◆ Figure record extracts:
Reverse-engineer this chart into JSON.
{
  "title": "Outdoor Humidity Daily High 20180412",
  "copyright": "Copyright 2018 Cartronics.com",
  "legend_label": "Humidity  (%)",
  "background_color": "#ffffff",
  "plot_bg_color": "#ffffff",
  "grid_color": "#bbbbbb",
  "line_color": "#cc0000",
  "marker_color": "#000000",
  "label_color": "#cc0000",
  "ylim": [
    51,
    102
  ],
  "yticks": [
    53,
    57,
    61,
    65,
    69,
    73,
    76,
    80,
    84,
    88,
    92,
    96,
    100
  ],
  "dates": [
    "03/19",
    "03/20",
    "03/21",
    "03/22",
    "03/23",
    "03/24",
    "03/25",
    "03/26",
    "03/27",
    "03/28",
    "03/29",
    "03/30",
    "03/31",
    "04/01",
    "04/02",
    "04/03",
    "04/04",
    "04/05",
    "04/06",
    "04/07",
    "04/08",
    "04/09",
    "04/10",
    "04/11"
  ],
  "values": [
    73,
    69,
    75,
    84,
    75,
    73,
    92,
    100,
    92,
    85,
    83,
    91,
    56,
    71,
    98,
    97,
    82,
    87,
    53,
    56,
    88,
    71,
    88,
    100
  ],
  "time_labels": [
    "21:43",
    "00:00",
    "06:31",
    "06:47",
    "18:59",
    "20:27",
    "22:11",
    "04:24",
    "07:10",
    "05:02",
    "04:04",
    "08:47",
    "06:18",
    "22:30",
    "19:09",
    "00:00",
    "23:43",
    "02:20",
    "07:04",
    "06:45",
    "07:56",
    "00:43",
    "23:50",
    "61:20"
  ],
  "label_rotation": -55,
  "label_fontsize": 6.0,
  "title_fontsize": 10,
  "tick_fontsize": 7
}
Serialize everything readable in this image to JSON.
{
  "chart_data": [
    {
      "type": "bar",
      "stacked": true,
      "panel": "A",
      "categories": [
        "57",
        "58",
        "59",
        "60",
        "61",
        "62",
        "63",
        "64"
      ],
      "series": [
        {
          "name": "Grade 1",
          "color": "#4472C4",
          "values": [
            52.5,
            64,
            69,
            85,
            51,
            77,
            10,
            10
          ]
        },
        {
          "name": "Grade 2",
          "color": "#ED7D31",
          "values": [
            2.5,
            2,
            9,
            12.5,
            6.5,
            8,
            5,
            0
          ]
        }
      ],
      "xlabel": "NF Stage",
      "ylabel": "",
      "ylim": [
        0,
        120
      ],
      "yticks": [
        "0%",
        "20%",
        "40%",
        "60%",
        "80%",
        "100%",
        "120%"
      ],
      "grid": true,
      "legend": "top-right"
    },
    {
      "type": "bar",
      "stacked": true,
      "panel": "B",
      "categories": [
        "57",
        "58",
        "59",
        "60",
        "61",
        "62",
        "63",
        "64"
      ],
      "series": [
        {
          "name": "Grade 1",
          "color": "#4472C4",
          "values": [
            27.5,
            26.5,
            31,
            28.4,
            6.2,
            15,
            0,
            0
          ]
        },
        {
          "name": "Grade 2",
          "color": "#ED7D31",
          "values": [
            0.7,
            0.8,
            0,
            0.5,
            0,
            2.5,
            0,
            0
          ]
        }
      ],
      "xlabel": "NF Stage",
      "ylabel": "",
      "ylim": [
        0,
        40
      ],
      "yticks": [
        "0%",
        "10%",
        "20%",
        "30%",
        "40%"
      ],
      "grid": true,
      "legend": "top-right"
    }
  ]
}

◆ Written request: Return all of the data exactly as it reads.

◆ Correct output:
Reverse-engineer this chart into JSON.
{
  "title": "Outdoor Humidity Daily High 20180412",
  "copyright": "Copyright 2018 Cartronics.com",
  "legend_label": "Humidity  (%)",
  "background_color": "#ffffff",
  "plot_bg_color": "#ffffff",
  "grid_color": "#bbbbbb",
  "line_color": "#cc0000",
  "marker_color": "#000000",
  "label_color": "#cc0000",
  "ylim": [
    51,
    102
  ],
  "yticks": [
    53,
    57,
    61,
    65,
    69,
    73,
    76,
    80,
    84,
    88,
    92,
    96,
    100
  ],
  "dates": [
    "03/19",
    "03/20",
    "03/21",
    "03/22",
    "03/23",
    "03/24",
    "03/25",
    "03/26",
    "03/27",
    "03/28",
    "03/29",
    "03/30",
    "03/31",
    "04/01",
    "04/02",
    "04/03",
    "04/04",
    "04/05",
    "04/06",
    "04/07",
    "04/08",
    "04/09",
    "04/10",
    "04/11"
  ],
  "values": [
    73,
    69,
    75,
    84,
    75,
    73,
    92,
    100,
    92,
    85,
    83,
    91,
    56,
    71,
    98,
    97,
    82,
    87,
    53,
    56,
    88,
    71,
    88,
    100
  ],
  "time_labels": [
    "21:43",
    "00:00",
    "06:31",
    "06:47",
    "18:59",
    "20:27",
    "22:11",
    "04:24",
    "07:10",
    "05:02",
    "04:04",
    "08:47",
    "06:18",
    "22:30",
    "19:09",
    "00:00",
    "23:43",
    "02:20",
    "07:04",
    "06:45",
    "07:56",
    "00:43",
    "23:50",
    "61:20"
  ],
  "label_rotation": -55,
  "label_fontsize": 6.0,
  "title_fontsize": 10,
  "tick_fontsize": 7
}
Serialize everything readable in this image to JSON.
{
  "chart_data": [
    {
      "type": "bar",
      "stacked": true,
      "panel": "A",
      "categories": [
        "57",
        "58",
        "59",
        "60",
        "61",
        "62",
        "63",
        "64"
      ],
      "series": [
        {
          "name": "Grade 1",
          "color": "#4472C4",
          "values": [
            52.5,
            64,
            69,
            85,
            51,
            77,
            10,
            10
          ]
        },
        {
          "name": "Grade 2",
          "color": "#ED7D31",
          "values": [
            2.5,
            2,
            9,
            12.5,
            6.5,
            8,
            5,
            0
          ]
        }
      ],
      "xlabel": "NF Stage",
      "ylabel": "",
      "ylim": [
        0,
        120
      ],
      "yticks": [
        "0%",
        "20%",
        "40%",
        "60%",
        "80%",
        "100%",
        "120%"
      ],
      "grid": true,
      "legend": "top-right"
    },
    {
      "type": "bar",
      "stacked": true,
      "panel": "B",
      "categories": [
        "57",
        "58",
        "59",
        "60",
        "61",
        "62",
        "63",
        "64"
      ],
      "series": [
        {
          "name": "Grade 1",
          "color": "#4472C4",
          "values": [
            27.5,
            26.5,
            31,
            28.4,
            6.2,
            15,
            0,
            0
          ]
        },
        {
          "name": "Grade 2",
          "color": "#ED7D31",
          "values": [
            0.7,
            0.8,
            0,
            0.5,
            0,
            2.5,
            0,
            0
          ]
        }
      ],
      "xlabel": "NF Stage",
      "ylabel": "",
      "ylim": [
        0,
        40
      ],
      "yticks": [
        "0%",
        "10%",
        "20%",
        "30%",
        "40%"
      ],
      "grid": true,
      "legend": "top-right"
    }
  ]
}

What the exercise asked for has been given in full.